- Sinhala: රජා මමයි
- Directed by: Kalyana Chandrasekera
- Written by: Bhathiya Madanayake
- Produced by: Nero Entertainment
- Starring: Bindu Botalegama Premadasa Vithanage Chathura Perera
- Cinematography: Daya Sooriyarachchi
- Edited by: Ruwan Chamara
- Music by: Sarath Wickrama
- Release date: 28 October 2016;
- Country: Sri Lanka
- Language: Sinhala

= Raja Mamai =

Raja Mamai (රජා මමයි) is a 2016 Sri Lankan Sinhala comedy film directed by Kalyana Chandrasekera and produced by A. Parister for Nero Entertainment. It stars Bindu Botalegama in lead role along with Premadasa Vithanage and Chathura Perera. Music composed by Sarath Wickrama. It is the 1262nd Sri Lankan film in the Sinhala cinema.

» **INFORMATION SHOWN**:
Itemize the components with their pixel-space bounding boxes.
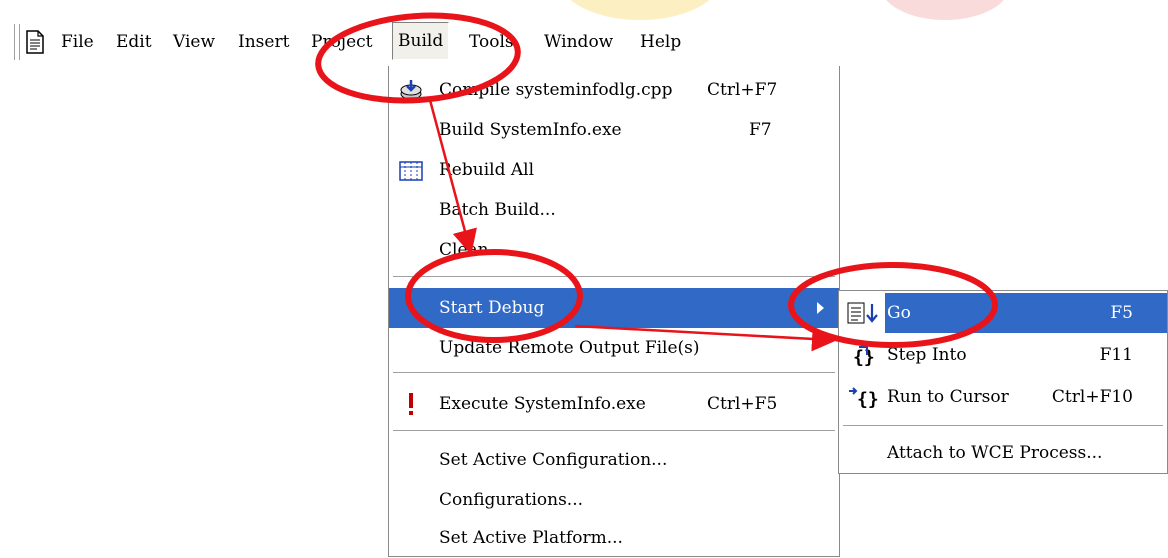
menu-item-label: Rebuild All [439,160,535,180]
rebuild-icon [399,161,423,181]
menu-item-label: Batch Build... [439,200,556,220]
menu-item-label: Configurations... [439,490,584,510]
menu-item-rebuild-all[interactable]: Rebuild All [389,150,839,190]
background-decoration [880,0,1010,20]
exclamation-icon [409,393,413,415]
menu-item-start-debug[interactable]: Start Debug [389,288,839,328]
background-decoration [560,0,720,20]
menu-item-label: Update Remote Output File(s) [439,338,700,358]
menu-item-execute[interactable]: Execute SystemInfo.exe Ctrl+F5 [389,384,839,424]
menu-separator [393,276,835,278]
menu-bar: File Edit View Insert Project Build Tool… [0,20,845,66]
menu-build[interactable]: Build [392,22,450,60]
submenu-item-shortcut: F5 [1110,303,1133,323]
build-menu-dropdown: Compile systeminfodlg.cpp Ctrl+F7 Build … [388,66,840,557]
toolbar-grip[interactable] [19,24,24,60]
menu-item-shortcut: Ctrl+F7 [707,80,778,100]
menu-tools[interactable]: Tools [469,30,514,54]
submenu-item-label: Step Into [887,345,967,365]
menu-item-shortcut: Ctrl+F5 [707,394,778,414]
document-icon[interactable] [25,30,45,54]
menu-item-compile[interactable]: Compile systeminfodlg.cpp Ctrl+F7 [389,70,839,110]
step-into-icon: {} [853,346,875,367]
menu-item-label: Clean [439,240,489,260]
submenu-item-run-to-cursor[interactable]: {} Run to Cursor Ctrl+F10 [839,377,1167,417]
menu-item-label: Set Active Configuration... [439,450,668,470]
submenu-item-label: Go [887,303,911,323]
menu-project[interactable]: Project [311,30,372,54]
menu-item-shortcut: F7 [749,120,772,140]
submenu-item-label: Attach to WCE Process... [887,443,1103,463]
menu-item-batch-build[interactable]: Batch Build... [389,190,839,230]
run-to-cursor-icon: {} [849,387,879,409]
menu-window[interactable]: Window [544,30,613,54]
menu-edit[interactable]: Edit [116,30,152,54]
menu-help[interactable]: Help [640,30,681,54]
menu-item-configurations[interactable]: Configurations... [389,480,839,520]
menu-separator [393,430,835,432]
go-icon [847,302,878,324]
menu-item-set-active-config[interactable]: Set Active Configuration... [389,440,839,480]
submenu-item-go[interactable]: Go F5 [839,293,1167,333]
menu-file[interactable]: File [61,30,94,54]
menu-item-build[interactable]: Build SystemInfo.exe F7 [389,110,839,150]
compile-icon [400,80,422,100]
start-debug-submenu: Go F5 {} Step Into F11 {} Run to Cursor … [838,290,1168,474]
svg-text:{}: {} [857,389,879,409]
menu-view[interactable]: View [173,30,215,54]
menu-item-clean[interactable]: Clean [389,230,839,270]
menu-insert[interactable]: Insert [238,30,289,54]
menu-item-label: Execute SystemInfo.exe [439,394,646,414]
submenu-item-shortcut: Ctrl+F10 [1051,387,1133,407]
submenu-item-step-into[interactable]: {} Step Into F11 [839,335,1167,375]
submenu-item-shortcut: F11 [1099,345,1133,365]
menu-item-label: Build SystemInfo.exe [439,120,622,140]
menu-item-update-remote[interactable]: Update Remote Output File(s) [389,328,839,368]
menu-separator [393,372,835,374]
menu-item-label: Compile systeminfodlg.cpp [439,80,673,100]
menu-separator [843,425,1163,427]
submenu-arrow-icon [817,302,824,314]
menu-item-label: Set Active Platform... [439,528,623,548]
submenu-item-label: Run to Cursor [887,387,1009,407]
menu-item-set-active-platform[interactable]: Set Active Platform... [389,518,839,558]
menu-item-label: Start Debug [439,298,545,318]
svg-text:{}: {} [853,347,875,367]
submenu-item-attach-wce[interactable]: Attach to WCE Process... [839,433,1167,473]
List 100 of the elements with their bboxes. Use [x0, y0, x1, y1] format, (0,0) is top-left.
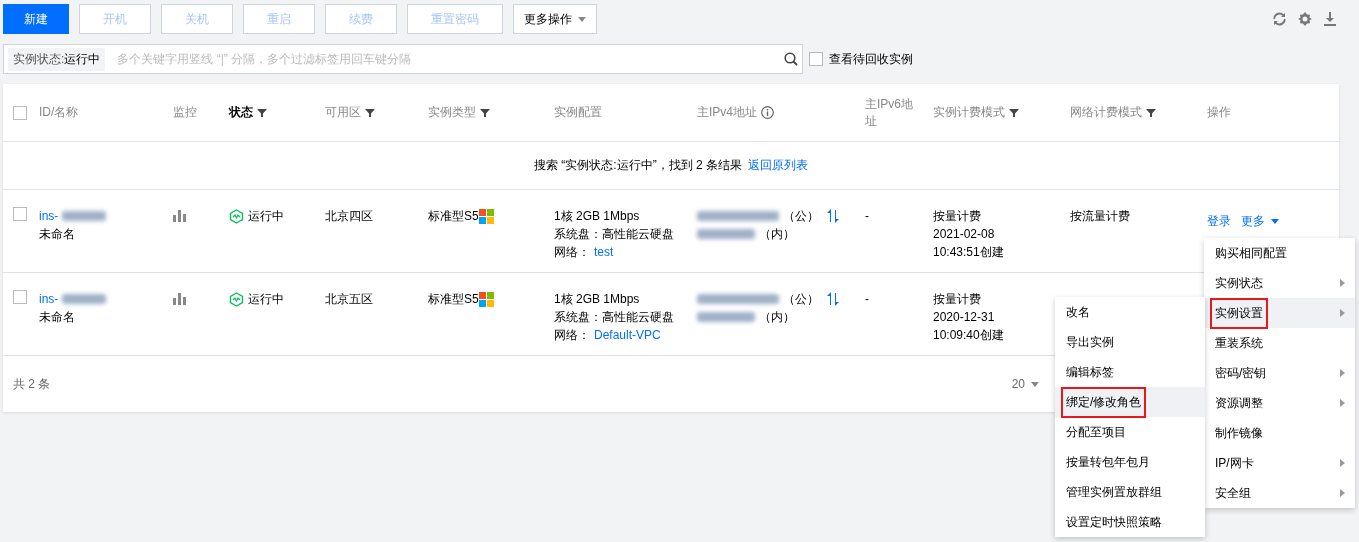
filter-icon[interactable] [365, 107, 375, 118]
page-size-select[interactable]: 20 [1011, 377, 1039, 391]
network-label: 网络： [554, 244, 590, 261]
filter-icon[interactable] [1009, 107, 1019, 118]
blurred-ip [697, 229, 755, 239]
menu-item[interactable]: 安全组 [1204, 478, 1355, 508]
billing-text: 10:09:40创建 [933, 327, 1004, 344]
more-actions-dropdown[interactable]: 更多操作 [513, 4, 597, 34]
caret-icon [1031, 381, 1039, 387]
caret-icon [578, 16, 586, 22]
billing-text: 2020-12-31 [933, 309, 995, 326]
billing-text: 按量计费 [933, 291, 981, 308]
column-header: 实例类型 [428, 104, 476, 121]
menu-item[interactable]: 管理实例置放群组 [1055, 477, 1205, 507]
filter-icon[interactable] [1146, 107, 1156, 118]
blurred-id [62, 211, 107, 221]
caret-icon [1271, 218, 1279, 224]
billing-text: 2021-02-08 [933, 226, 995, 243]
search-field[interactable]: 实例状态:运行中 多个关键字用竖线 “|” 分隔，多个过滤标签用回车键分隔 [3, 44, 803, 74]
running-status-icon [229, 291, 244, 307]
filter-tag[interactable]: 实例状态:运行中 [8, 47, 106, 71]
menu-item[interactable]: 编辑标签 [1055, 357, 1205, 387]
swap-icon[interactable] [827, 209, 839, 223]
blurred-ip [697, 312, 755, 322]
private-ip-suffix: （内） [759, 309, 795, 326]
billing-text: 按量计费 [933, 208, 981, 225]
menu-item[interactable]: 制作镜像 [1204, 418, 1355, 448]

» **WHAT IS REQUIRED**:
Render this sentence from the Raja Mamai article in Spanish: "It is the 1262nd Sri Lankan film in the Sinhala cinema."

» **RESULT BELOW**:
Es la película esrilanquesa número 1262 del cine cingalés.